TASK STATEMENT:
Copy out every line containing the word "document".
━━━ RECORDS PROVIDED
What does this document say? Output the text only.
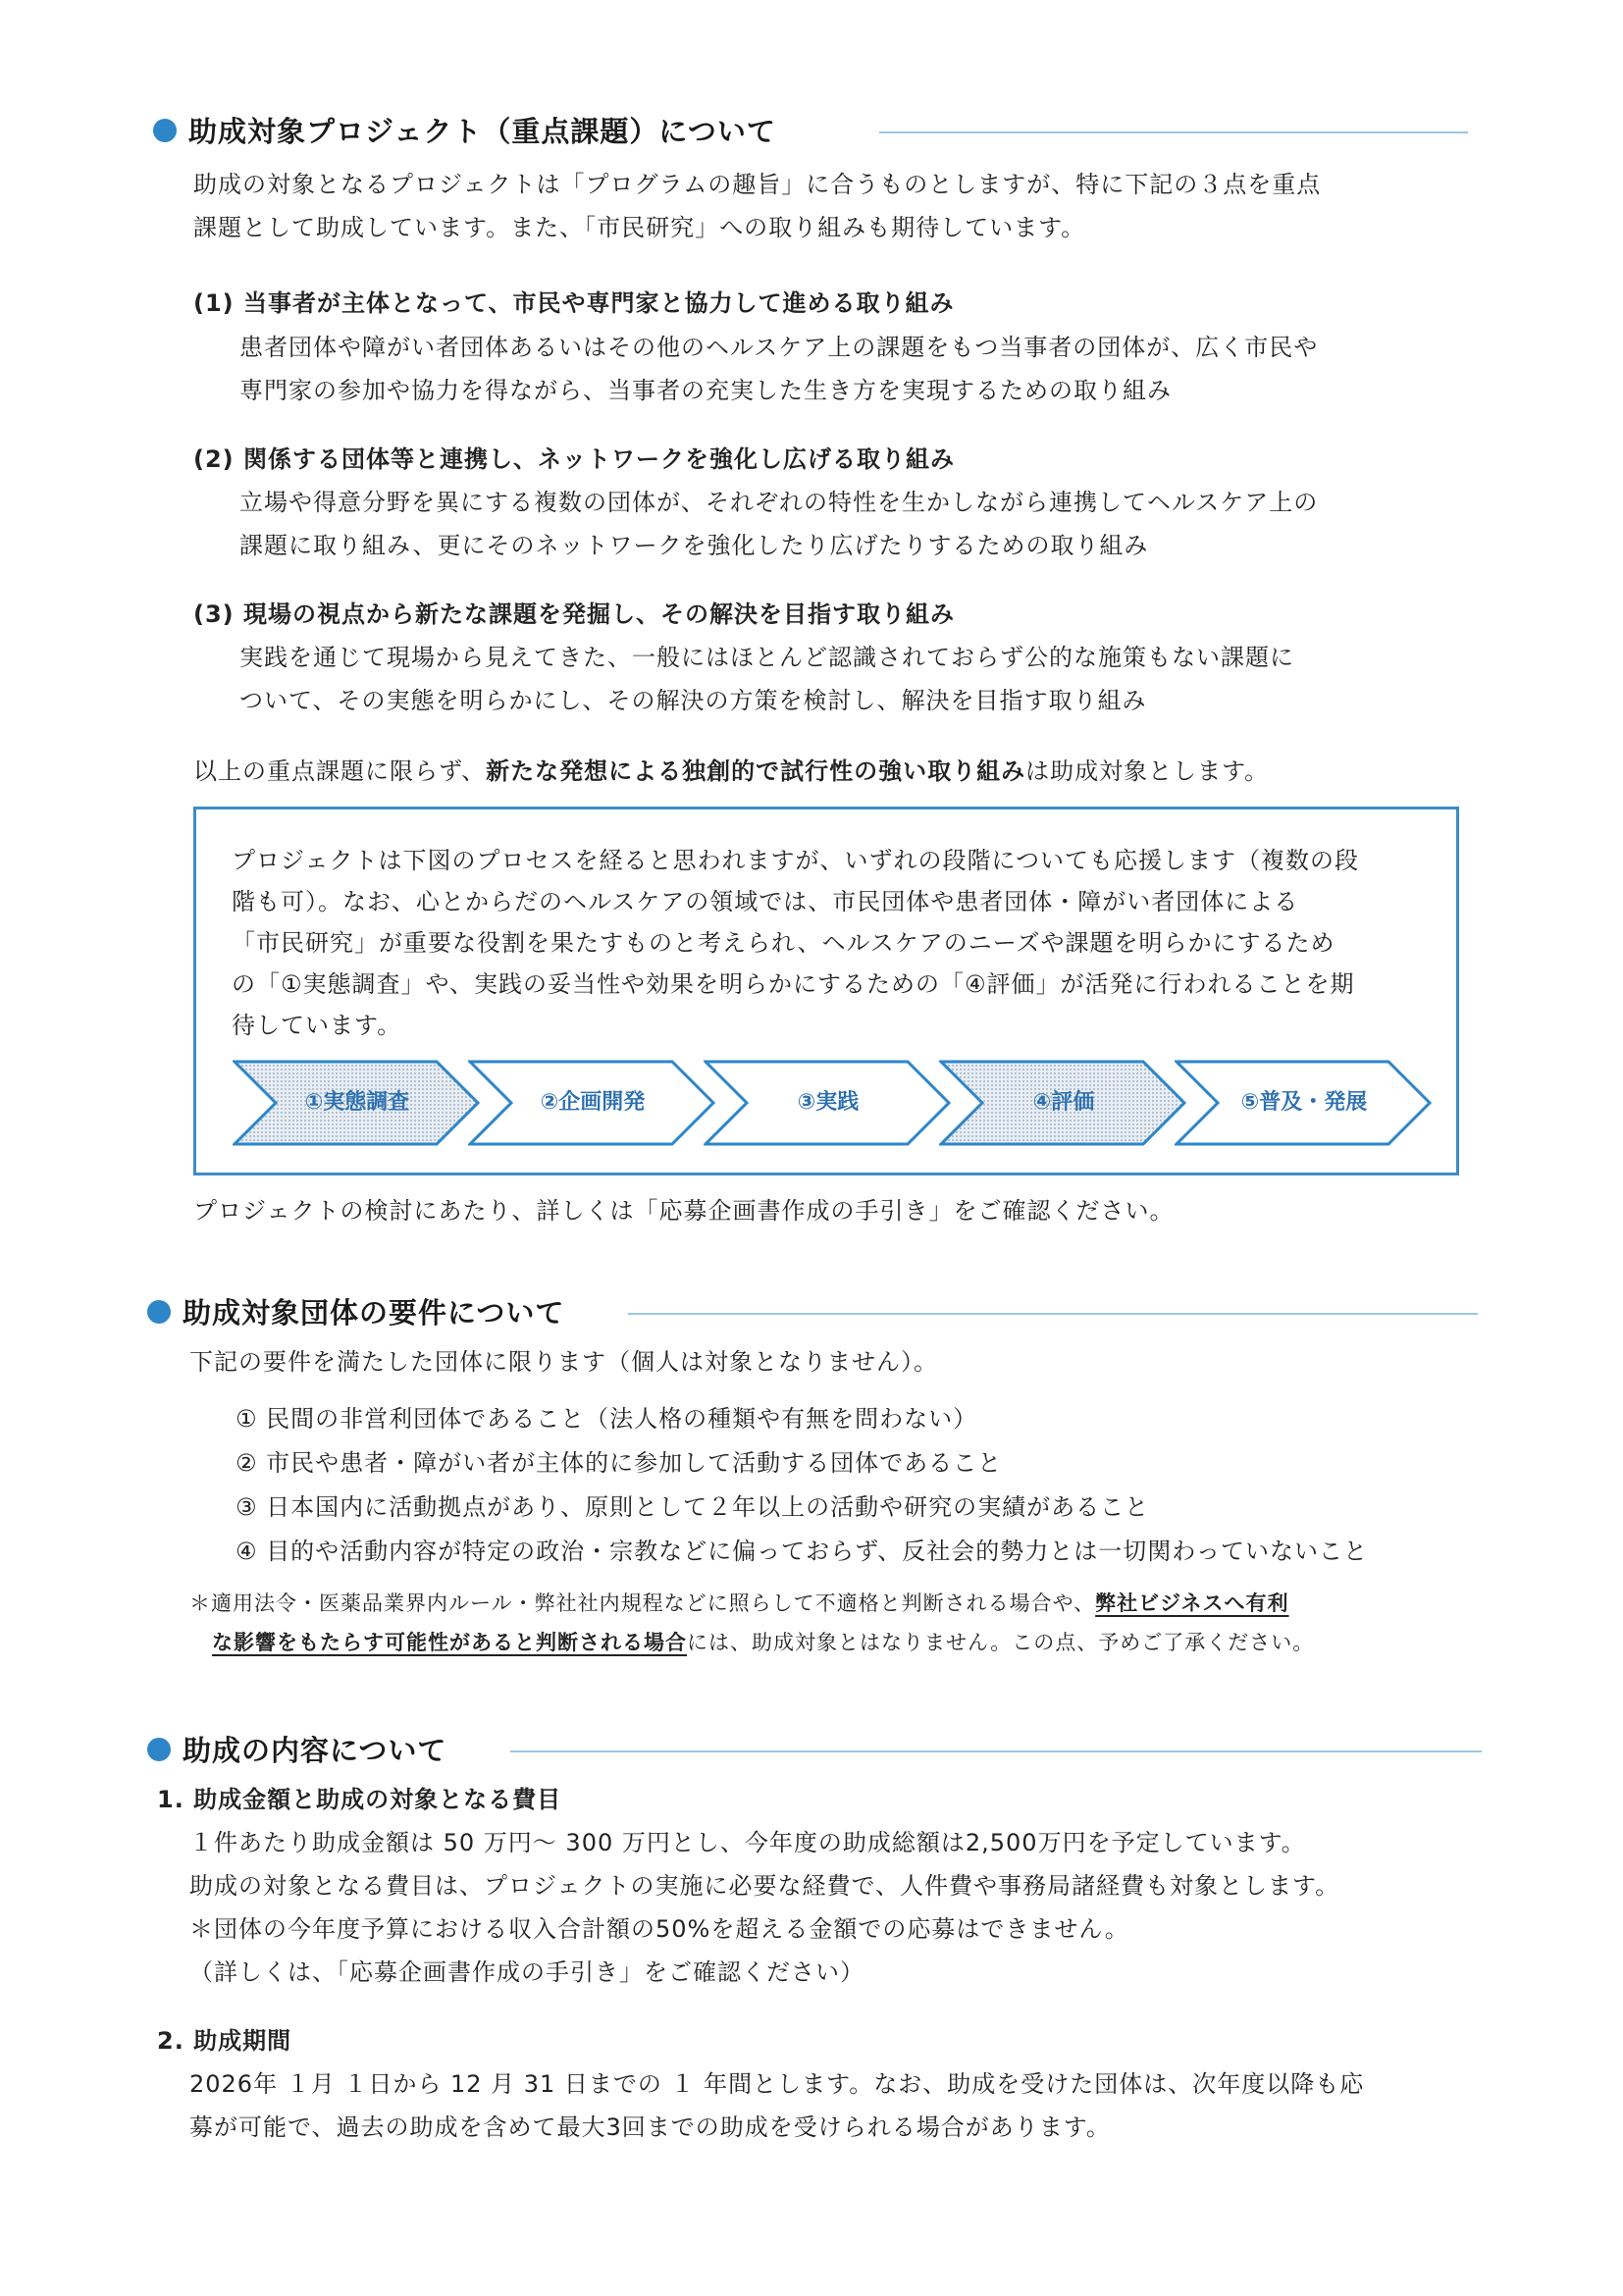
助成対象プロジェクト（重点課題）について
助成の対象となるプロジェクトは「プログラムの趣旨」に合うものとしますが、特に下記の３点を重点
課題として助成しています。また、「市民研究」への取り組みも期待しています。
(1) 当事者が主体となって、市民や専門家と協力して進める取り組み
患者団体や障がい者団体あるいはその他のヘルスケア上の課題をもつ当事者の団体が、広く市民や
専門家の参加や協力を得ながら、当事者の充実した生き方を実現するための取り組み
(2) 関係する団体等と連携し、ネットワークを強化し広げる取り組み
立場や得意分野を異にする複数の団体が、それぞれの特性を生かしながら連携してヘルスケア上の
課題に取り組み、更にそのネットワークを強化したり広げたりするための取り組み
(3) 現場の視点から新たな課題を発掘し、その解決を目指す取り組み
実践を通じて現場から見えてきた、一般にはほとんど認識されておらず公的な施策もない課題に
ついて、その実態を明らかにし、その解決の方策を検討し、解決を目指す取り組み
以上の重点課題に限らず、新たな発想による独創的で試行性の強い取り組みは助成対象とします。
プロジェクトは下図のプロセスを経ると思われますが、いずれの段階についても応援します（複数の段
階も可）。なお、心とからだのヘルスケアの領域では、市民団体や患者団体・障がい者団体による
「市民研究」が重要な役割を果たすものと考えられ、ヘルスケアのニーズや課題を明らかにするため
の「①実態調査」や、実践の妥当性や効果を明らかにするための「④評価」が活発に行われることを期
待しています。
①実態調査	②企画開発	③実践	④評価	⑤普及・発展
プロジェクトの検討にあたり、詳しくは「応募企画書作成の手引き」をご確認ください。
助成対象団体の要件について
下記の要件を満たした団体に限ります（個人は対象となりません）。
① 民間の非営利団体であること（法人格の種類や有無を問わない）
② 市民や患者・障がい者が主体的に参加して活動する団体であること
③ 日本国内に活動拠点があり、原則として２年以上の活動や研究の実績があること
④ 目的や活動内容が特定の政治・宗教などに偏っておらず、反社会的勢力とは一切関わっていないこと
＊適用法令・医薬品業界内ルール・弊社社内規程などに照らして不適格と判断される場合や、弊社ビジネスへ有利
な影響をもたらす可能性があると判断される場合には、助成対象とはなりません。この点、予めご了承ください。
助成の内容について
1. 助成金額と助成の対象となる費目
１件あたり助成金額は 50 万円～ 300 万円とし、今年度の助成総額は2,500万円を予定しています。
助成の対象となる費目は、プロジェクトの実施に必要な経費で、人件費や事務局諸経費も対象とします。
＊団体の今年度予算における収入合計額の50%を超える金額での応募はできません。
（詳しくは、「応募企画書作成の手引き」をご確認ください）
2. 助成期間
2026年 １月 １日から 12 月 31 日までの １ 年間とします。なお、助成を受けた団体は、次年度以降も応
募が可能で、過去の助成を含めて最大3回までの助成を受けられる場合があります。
━━━━━━
━━━ RECORDS PROVIDED
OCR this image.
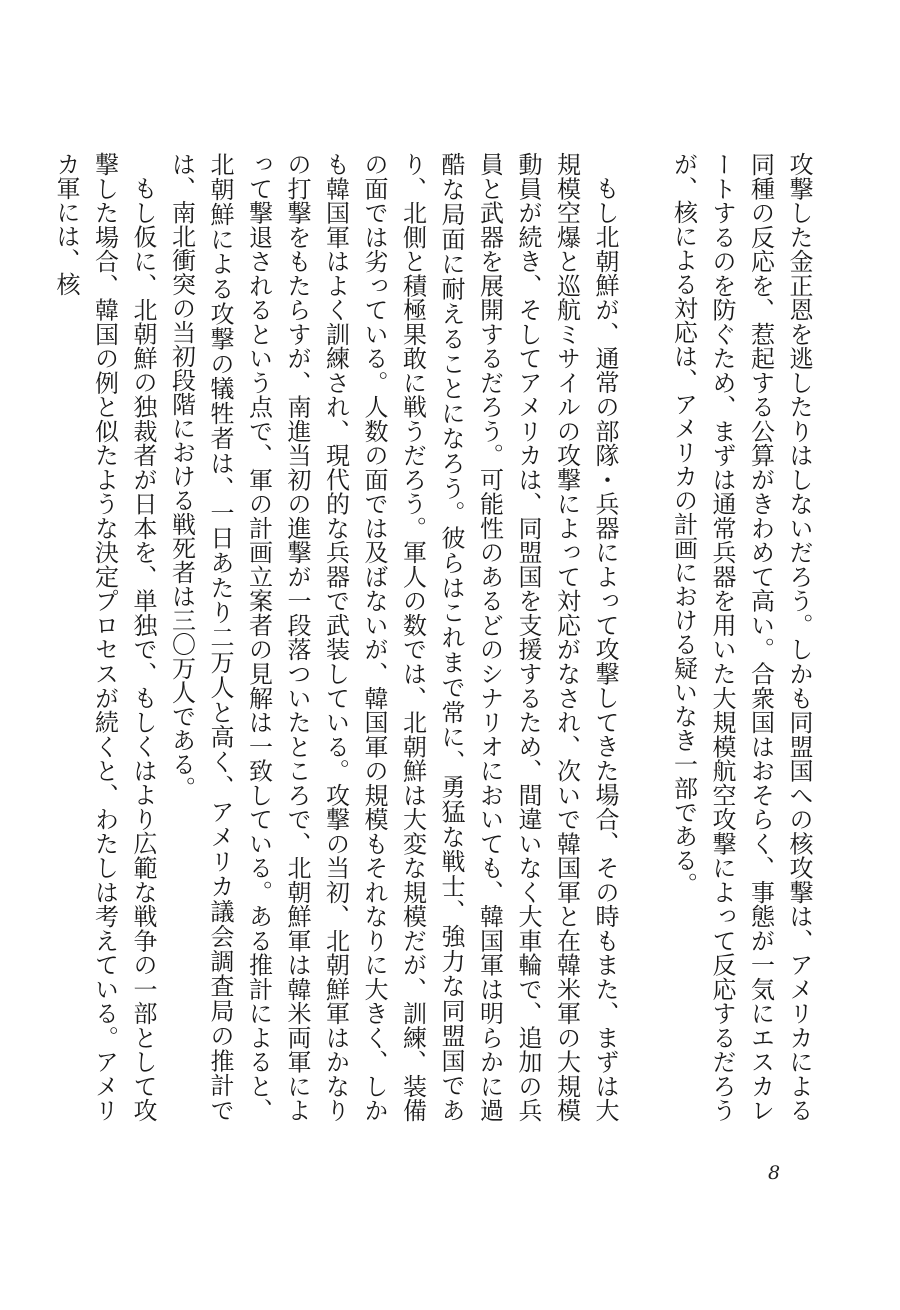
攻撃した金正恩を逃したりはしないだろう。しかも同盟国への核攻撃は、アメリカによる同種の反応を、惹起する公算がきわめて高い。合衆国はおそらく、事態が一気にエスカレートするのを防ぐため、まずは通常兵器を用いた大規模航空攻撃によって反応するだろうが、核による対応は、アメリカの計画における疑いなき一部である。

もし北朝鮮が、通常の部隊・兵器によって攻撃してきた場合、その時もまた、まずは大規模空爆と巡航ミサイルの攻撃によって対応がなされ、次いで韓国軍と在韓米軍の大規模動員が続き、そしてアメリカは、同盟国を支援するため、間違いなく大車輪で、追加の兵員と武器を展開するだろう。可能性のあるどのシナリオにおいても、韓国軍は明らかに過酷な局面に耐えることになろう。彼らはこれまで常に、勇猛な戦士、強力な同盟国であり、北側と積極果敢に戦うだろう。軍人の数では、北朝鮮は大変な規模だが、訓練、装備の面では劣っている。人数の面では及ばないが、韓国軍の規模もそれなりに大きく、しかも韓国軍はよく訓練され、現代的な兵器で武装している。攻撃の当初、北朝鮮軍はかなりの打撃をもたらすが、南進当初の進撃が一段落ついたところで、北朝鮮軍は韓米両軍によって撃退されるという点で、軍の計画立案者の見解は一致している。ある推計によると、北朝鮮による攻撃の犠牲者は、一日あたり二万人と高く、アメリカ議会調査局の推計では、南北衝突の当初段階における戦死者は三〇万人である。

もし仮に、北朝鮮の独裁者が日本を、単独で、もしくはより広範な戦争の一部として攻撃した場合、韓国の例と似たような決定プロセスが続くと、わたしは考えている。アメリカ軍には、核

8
━━━━━━
━━━ RECORDS PROVIDED
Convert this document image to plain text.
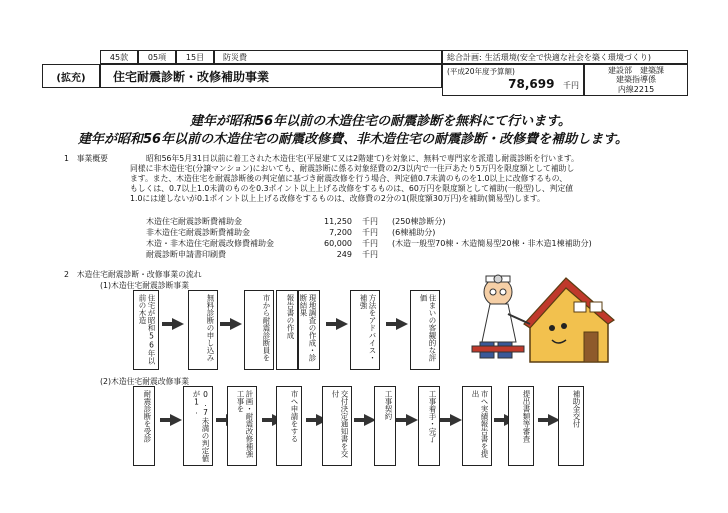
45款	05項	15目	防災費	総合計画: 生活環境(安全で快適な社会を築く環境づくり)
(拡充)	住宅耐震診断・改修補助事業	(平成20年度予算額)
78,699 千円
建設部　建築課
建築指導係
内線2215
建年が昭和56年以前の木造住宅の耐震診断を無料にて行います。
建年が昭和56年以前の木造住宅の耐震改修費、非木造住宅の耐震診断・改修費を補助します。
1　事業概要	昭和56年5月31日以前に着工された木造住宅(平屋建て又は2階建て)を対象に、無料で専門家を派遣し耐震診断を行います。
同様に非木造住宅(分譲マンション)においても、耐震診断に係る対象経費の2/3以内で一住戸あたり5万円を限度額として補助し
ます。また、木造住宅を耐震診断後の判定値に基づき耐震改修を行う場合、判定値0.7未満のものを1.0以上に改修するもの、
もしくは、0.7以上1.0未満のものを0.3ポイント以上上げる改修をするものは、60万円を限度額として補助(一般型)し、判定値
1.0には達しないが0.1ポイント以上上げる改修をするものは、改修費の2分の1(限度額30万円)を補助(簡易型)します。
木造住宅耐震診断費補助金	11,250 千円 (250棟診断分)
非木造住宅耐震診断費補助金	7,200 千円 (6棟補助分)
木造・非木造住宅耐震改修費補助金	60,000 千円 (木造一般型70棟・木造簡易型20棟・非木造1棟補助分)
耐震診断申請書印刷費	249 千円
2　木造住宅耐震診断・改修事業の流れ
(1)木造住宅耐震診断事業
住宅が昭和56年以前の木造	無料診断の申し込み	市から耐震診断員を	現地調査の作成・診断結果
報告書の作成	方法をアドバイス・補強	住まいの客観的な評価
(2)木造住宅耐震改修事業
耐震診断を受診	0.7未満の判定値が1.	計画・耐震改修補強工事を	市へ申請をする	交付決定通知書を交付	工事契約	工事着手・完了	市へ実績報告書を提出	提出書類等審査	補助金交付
━━━━━━
WRITTEN ANSWER:
What does this document say? Output the text only.
Convert this document image to plain text.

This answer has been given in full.